**Lista de tarefas**
**1.** Segundo o trecho sobre natureza e cultura, que conhecimentos fazem parte da cultura naturalista dos pastores transumantes?
**2.** Retome o trecho sobre natureza e cultura e continue a escrevê-lo a partir da última frase.

**Trecho apresentado**
»»
A relação entre natureza e cultura foi, nesse sentido, um tema recorrente em Lisboa. E, de fato, pragmaticamente, se nos atermos, especificamente, as características do patrimônio cultural imaterial, observamos que a relação entre cultura e a natureza sempre foi concebida pelo homem como valores intrinsecamente ligados, visto que a identidade cultural de cada povo surge e se desenvolve no ambiente natural em que vive. Isto é, a identidade de um povo está profundamente ligada ao território que ocupa. O ser humano usa e transforma continuamente a natureza, aproveita os seus recursos, que garantem a sua subsistência, e a adapta às suas necessidades materiais e espirituais. Essa relação entre cultura e natureza é, consequentemente, um processo diacrônico, que evolui ao longo do tempo, refletindo diferentes fases e trajetórias históricas.
Dessa maneira, temos a transumância, que se refere a um conhecimento e práticas culturais que abarcam a gestão e a utilização da paisagem local juntamente com o cuidado de animais. Os pastores transumantes possuem uma verdadeira cultura naturalista para garantir a melhor forragem ao animal, incluindo conhecimentos de climatologia e geográficos detalhados de seus territórios.
Ademais, transumância não é somente uma prática que se perpetua ao longo do tempo, mas é igualmente um rito moldando secularmente as relações entre comunidades, animais e ecossistemas, dando origem a cerimônias, festivais e atividades sociais e culturais que caracterizam o verão e o outono dessas regiões. Uma prática cultural que se repete ano a ano, juntamente com a natureza, confirmando o ciclo das estações.
««
**Dados para análise**
»»
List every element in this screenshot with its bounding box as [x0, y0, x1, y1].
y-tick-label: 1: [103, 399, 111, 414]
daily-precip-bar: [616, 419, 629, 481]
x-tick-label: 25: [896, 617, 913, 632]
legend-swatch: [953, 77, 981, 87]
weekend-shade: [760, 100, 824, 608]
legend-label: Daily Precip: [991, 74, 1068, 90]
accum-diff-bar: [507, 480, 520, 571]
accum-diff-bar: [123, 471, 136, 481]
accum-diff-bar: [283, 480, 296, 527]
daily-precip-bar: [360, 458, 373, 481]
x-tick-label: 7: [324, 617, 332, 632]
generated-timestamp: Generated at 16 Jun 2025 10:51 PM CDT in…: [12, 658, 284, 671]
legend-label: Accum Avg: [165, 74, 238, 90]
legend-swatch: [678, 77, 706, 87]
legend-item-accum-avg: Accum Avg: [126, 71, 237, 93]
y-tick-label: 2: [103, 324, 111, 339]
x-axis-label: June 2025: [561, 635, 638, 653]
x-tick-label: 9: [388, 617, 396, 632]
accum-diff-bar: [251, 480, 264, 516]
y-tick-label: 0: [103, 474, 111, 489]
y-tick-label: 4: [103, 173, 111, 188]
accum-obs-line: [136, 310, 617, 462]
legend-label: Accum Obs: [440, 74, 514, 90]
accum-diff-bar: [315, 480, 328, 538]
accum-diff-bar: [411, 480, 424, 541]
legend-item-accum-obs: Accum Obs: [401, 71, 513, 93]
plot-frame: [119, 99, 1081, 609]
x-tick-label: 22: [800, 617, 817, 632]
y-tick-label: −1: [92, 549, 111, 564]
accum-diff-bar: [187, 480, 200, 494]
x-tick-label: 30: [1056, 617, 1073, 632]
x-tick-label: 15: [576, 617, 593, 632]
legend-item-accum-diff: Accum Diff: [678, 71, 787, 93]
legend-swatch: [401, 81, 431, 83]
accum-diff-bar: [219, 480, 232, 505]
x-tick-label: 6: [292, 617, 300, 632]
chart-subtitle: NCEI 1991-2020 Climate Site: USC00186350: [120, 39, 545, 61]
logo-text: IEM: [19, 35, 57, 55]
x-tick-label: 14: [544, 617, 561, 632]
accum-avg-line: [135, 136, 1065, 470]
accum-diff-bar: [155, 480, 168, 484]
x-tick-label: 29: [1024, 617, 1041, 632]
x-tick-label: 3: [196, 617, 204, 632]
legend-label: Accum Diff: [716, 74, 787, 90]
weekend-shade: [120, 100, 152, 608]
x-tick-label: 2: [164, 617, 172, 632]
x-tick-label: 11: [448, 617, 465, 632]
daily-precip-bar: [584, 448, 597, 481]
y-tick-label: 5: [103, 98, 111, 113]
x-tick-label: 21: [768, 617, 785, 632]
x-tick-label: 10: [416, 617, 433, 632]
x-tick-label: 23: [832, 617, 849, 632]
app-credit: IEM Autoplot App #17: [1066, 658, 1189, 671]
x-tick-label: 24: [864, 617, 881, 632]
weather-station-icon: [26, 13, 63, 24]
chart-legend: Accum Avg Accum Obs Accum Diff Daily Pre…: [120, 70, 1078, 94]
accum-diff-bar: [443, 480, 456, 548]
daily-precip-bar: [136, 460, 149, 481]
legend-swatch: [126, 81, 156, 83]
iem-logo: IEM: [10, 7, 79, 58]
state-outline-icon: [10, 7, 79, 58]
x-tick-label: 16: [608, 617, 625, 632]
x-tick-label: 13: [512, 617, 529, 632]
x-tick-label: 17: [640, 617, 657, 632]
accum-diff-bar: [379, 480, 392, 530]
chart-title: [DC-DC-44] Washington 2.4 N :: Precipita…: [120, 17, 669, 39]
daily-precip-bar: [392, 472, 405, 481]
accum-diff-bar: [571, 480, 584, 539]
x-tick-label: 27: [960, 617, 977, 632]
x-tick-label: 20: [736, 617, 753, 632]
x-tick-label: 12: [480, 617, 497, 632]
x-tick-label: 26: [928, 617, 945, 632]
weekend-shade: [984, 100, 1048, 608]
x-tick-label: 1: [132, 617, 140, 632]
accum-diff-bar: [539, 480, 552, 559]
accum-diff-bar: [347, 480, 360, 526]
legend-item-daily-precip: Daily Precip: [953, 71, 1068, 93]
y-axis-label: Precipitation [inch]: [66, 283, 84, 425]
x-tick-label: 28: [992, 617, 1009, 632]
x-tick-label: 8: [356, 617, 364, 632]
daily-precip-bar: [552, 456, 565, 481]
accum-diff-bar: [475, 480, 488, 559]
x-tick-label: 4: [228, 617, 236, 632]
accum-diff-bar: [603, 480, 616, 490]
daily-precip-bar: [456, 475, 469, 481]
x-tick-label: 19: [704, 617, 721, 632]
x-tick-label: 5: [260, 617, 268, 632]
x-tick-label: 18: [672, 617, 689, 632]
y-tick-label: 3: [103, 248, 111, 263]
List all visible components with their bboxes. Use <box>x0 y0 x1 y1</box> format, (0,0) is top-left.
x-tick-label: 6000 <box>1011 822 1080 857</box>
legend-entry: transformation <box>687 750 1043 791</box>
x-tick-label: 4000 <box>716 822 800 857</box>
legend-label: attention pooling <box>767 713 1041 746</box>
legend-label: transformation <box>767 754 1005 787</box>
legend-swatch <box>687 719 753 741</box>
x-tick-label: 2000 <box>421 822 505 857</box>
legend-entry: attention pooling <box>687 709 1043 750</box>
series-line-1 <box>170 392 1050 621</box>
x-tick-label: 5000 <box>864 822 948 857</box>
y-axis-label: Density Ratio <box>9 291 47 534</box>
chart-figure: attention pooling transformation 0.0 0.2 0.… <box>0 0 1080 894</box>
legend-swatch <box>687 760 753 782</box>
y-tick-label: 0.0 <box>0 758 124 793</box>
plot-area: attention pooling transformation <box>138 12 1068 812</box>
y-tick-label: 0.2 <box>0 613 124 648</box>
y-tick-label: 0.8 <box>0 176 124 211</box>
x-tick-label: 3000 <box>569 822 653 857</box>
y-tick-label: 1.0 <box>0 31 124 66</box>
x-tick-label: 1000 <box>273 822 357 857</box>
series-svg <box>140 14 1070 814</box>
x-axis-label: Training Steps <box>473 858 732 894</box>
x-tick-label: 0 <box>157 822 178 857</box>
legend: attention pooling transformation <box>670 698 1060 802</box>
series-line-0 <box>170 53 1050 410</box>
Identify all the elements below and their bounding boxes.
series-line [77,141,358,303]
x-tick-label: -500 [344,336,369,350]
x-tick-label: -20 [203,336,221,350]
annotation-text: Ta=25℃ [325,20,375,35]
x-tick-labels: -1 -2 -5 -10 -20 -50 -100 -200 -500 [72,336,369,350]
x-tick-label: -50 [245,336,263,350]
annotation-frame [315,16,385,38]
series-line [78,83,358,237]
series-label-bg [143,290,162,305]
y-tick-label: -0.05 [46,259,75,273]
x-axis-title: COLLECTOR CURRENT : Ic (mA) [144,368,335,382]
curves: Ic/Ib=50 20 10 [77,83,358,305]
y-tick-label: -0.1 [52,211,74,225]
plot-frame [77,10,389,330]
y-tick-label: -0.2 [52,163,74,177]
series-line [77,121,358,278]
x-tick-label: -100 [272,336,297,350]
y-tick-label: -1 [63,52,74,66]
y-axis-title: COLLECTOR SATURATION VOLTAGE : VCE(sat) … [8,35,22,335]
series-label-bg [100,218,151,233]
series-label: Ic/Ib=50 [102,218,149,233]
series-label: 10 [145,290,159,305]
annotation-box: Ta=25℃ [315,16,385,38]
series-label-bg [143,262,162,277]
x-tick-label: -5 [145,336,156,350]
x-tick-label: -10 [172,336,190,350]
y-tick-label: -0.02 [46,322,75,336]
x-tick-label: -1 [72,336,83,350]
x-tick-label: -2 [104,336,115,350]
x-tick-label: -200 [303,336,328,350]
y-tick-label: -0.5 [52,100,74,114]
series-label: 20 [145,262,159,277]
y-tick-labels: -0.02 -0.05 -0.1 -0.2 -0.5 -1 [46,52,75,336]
««
**Respostas escritas**
**1.** Conhecimentos de climatologia e conhecimentos geográficos detalhados de seus territórios.

**2.**
Nesse sentido, tal atividade de pastoreio migratória é considerada um método agrícola muito sustentável e eficiente, contribuindo para a manutenção da biodiversidade, evitando o desaparecimento de áreas abertas e da fauna e flora a elas associadas, interrompendo, assim, o aumento da vegetação inflamável e reduzindo o risco de incêndios nessas regiões [4].
A Unesco, ao reconhecer a transumância como patrimônio cultural imaterial da humanidade, decidiu não somente salvaguardar tal prática para as gerações futuras, como também distinguir um saber que visa gerir a natureza de forma sustentável, evidenciando um verdadeiro equilíbrio entre ser humano e natureza. Preservar um patrimônio cultural dessa relevância é reconhecer toda uma cultura milenar, ritos, saberes e métodos, mas, acima de tudo, reconhecer a importância da compatibilidade e interligação entre a natureza e a cultura.
Anita Mattes, Doutora pela Université Paris-Saclay, mestre pela Université Panthéon-Sorbone, professora nas áreas de Direito Internacional e Patrimônio Cultural, cultore della materia na Università degli Studi di Milano-Bicocca e conselheira do Instituto Brasileiro de Direitos Culturais (IBDCult)
Notas: [1] No sul do Brasil é conhecido como “invernada”; vide: https://aspta.org.br/files/2023/08/Cartilha-ASPTA_WEB.pdf.
[2]https://whc.unesco.org/en/tentativelists/5005; https://www.unesco.it/it/iniziative-dellunesco/patrimonio-culturale-immateriale/la-transumanza; https://unesco.cultura.gov.it/projects/transumanza.
[3] Walter Capezzali, La Transumanza nella storia e nella bibliografia in Tratturi e transumanza: arte e cultura, Arkhé, L'Aquila, 2008, p. 65.